◆ Work instructions ◆
Transcribe every record that appears below, exactly and in full.

◆ Data supplied ◆
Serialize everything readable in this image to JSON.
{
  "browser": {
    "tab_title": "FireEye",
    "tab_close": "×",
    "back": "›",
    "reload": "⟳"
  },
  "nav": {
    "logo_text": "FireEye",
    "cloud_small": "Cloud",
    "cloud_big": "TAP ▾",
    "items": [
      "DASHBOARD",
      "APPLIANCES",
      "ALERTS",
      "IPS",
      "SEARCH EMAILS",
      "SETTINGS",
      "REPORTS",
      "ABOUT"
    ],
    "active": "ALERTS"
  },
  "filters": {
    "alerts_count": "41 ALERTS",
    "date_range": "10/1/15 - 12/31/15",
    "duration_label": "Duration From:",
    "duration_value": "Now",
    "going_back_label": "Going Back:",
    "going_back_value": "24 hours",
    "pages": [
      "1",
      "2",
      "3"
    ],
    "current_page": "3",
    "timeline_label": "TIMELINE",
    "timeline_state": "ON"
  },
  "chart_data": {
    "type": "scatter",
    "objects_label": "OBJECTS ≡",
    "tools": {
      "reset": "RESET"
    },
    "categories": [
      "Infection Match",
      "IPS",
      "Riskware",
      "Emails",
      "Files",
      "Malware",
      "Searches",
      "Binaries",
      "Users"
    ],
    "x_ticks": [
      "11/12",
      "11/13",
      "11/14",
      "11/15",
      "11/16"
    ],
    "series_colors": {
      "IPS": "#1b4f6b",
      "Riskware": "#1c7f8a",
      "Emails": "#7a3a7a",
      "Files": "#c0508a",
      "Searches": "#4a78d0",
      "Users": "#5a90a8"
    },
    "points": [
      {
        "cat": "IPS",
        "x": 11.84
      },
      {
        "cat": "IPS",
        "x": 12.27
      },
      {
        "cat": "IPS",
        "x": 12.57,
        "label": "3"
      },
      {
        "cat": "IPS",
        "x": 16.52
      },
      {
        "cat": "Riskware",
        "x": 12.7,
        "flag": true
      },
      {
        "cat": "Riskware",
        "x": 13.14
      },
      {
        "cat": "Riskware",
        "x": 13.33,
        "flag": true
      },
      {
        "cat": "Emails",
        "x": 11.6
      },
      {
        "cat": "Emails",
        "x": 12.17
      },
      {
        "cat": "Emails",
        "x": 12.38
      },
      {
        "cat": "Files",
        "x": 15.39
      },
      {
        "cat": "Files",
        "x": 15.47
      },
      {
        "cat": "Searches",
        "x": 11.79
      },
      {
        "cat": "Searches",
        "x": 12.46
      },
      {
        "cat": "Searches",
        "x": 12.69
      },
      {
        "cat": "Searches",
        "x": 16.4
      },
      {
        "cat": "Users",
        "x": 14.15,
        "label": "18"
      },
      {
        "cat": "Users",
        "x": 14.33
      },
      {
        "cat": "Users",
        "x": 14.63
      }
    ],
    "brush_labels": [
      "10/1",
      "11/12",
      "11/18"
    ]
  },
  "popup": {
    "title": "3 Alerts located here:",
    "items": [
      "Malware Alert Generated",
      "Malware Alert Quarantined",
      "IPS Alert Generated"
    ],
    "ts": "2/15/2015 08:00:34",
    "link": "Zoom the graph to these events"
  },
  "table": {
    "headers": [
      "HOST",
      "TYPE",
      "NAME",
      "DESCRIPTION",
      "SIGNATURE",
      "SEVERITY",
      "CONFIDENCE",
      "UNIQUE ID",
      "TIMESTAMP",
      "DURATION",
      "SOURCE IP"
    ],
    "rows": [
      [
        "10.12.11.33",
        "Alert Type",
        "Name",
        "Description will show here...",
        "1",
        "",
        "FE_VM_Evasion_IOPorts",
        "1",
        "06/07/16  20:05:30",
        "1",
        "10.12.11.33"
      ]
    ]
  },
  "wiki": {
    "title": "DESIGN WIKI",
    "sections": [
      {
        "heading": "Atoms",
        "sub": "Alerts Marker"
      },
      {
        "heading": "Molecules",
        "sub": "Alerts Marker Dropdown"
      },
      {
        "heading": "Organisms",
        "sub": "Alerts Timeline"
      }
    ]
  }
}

◆ Full solution ◆
Serialize everything readable in this image to JSON.
{
  "browser": {
    "tab_title": "FireEye",
    "tab_close": "×",
    "back": "›",
    "reload": "⟳"
  },
  "nav": {
    "logo_text": "FireEye",
    "cloud_small": "Cloud",
    "cloud_big": "TAP ▾",
    "items": [
      "DASHBOARD",
      "APPLIANCES",
      "ALERTS",
      "IPS",
      "SEARCH EMAILS",
      "SETTINGS",
      "REPORTS",
      "ABOUT"
    ],
    "active": "ALERTS"
  },
  "filters": {
    "alerts_count": "41 ALERTS",
    "date_range": "10/1/15 - 12/31/15",
    "duration_label": "Duration From:",
    "duration_value": "Now",
    "going_back_label": "Going Back:",
    "going_back_value": "24 hours",
    "pages": [
      "1",
      "2",
      "3"
    ],
    "current_page": "3",
    "timeline_label": "TIMELINE",
    "timeline_state": "ON"
  },
  "chart_data": {
    "type": "scatter",
    "objects_label": "OBJECTS ≡",
    "tools": {
      "reset": "RESET"
    },
    "categories": [
      "Infection Match",
      "IPS",
      "Riskware",
      "Emails",
      "Files",
      "Malware",
      "Searches",
      "Binaries",
      "Users"
    ],
    "x_ticks": [
      "11/12",
      "11/13",
      "11/14",
      "11/15",
      "11/16"
    ],
    "series_colors": {
      "IPS": "#1b4f6b",
      "Riskware": "#1c7f8a",
      "Emails": "#7a3a7a",
      "Files": "#c0508a",
      "Searches": "#4a78d0",
      "Users": "#5a90a8"
    },
    "points": [
      {
        "cat": "IPS",
        "x": 11.84
      },
      {
        "cat": "IPS",
        "x": 12.27
      },
      {
        "cat": "IPS",
        "x": 12.57,
        "label": "3"
      },
      {
        "cat": "IPS",
        "x": 16.52
      },
      {
        "cat": "Riskware",
        "x": 12.7,
        "flag": true
      },
      {
        "cat": "Riskware",
        "x": 13.14
      },
      {
        "cat": "Riskware",
        "x": 13.33,
        "flag": true
      },
      {
        "cat": "Emails",
        "x": 11.6
      },
      {
        "cat": "Emails",
        "x": 12.17
      },
      {
        "cat": "Emails",
        "x": 12.38
      },
      {
        "cat": "Files",
        "x": 15.39
      },
      {
        "cat": "Files",
        "x": 15.47
      },
      {
        "cat": "Searches",
        "x": 11.79
      },
      {
        "cat": "Searches",
        "x": 12.46
      },
      {
        "cat": "Searches",
        "x": 12.69
      },
      {
        "cat": "Searches",
        "x": 16.4
      },
      {
        "cat": "Users",
        "x": 14.15,
        "label": "18"
      },
      {
        "cat": "Users",
        "x": 14.33
      },
      {
        "cat": "Users",
        "x": 14.63
      }
    ],
    "brush_labels": [
      "10/1",
      "11/12",
      "11/18"
    ]
  },
  "popup": {
    "title": "3 Alerts located here:",
    "items": [
      "Malware Alert Generated",
      "Malware Alert Quarantined",
      "IPS Alert Generated"
    ],
    "ts": "2/15/2015 08:00:34",
    "link": "Zoom the graph to these events"
  },
  "table": {
    "headers": [
      "HOST",
      "TYPE",
      "NAME",
      "DESCRIPTION",
      "SIGNATURE",
      "SEVERITY",
      "CONFIDENCE",
      "UNIQUE ID",
      "TIMESTAMP",
      "DURATION",
      "SOURCE IP"
    ],
    "rows": [
      [
        "10.12.11.33",
        "Alert Type",
        "Name",
        "Description will show here...",
        "1",
        "",
        "FE_VM_Evasion_IOPorts",
        "1",
        "06/07/16  20:05:30",
        "1",
        "10.12.11.33"
      ]
    ]
  },
  "wiki": {
    "title": "DESIGN WIKI",
    "sections": [
      {
        "heading": "Atoms",
        "sub": "Alerts Marker"
      },
      {
        "heading": "Molecules",
        "sub": "Alerts Marker Dropdown"
      },
      {
        "heading": "Organisms",
        "sub": "Alerts Timeline"
      }
    ]
  }
}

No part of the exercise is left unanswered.